- Objetivo
Prossiga com o texto sobre o curta-metragem “Hendy’a Repykwere” e sua protagonista, continuando a partir da última frase apresentada.

- Trecho
Andria Quica, do povo Boe Bororo do Mato Grosso, será Tibira, uma figura histórica e símbolo da luta LGBQTIA+ no Brasil    

     O cinema nacional vem demonstrando fôlego após uma temporada adormecido “num tempo página infeliz da nossa história”, parafraseando Chico Buarque, e um dos maiores sinais de renascer com total vigor foi apresentado no longa “Ainda estou aqui”, Walter Salles, 2024, que emergiu num red carpet levando o Oscar de Melhor filme Internacional.

     De lá para cá, temos percebido quase um boom de produções nos mais diversos formatos, e, para ratificar esse momento, está na tela o festival de cinema do Rio, apresentado de 2 a 12 de outubro de 2025, na cidade do Rio de Janeiro.

     Diante de tantas produções nos mais variados sets de filmagens, existe uma rica realização rodada no Mato Grosso do Sul. Trata-se do curta-metragem “Hendy’a Repykwere”, sem tradução para o português, que tem como protagonista a indígena trans, Andrya Kiga, que conversou com Vila Morena.  

Vila Morena – Fale um pouco da sua história, dessa jornada e a história do seu povo Boe Bororo???

 Andrya Kiga – “Eu sou a ‘Andria Quica’, sou uma jovem indígena mulher trans em movimentos de aprendizagem. Acho que tudo o que eu vivi até hoje me fortaleceu para ser essa menina talentosa e dedicada a tudo o que eu faço. Tive o privilégio de ter uma infância que ajudou muito para eu ser essa pessoa muito social e expressiva no mundo de hoje e um privilégio de ter sido em um povo que, por muito tempo, é muito lindo, extraordinário, contemplador pela sua cosmologia de vida. Meu povo tem as metades exogâmicas norte e sul, contendo, na parte norte, 4 clãs e, na sul, quatro clãs, que possuem as suas pinturas, os seus adornos, os seus animais. Então tem essas riquezas de divisões lindas e sagradas. Ser uma mulher cerradeira é bem representar o seu bioma cerrado, é trazer as belezas do cerrado, ter um corpo que é o espírito do cerrado, as ancestralidades do cerrado, da mata da esfera de vida, que possui no cerrado em um corpo do ser mulher.

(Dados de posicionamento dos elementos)
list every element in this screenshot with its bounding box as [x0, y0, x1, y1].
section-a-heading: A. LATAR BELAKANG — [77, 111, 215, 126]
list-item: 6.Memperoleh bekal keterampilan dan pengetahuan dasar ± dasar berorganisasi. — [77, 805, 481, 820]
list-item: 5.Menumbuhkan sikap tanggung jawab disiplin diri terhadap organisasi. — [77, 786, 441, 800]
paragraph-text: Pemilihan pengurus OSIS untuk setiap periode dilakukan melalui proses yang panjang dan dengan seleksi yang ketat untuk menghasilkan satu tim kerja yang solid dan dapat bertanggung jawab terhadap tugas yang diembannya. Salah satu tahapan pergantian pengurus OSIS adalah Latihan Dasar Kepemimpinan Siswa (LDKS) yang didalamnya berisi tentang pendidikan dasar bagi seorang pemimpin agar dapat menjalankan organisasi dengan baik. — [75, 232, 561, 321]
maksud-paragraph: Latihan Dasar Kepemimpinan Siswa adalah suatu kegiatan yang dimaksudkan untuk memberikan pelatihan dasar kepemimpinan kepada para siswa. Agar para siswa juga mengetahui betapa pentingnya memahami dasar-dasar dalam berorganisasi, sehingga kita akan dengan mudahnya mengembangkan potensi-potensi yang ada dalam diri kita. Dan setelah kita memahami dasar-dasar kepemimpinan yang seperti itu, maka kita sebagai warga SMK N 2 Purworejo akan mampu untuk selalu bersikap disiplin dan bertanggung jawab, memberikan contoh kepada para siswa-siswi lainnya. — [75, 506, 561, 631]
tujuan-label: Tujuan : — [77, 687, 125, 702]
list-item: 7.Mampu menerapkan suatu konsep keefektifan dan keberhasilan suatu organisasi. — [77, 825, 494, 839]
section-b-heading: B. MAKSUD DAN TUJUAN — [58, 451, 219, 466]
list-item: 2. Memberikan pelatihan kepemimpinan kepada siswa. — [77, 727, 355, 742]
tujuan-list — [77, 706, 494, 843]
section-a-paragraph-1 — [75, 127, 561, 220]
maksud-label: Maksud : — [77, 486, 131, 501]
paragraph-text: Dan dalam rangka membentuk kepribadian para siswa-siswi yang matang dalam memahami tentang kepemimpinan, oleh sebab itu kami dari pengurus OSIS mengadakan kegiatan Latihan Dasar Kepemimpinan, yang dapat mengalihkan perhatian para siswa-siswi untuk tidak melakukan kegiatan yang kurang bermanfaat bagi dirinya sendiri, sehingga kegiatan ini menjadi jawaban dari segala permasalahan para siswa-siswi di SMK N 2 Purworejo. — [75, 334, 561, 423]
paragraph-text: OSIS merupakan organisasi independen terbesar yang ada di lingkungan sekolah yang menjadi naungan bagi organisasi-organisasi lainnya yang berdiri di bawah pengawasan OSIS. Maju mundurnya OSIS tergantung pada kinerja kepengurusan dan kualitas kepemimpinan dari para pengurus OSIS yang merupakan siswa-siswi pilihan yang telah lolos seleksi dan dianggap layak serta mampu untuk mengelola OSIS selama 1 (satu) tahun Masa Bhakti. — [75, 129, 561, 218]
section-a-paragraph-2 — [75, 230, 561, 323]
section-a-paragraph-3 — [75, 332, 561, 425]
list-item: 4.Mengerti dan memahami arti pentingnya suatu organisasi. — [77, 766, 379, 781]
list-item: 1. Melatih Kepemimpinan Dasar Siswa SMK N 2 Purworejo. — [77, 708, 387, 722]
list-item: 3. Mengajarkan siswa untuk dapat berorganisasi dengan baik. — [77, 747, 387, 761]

- Resposta esperada
Bom, atualmente eu sou só universitária do curso de pedagogia, fazendo de forma EAD na Universidade Católica Dom Bosco do MS, em Campo Grande. Ainda não possuo formações, ainda só formação de vida espiritual da cosmologia do meu povo, sendo ensinada pela minha avó, minha bisavó, pelos anciãos da minha aldeia, que também são autores de saberes tradicionais originais de um povo, pois compreendemos que a cada povo indígena, como o meu povo Boe Bororo, possui política, educação e saúde em todo o seu contexto cosmológico de vida do determinado povo.

Vila Morena – Como foi conquistar esse lugar de mulher trans? Você foi questionada em algum momento dessa caminhada?

Na aldeia não tem muito a dizer da transfobia… eu sempre ganhei respeito do meu povo (Arquivo pessoal)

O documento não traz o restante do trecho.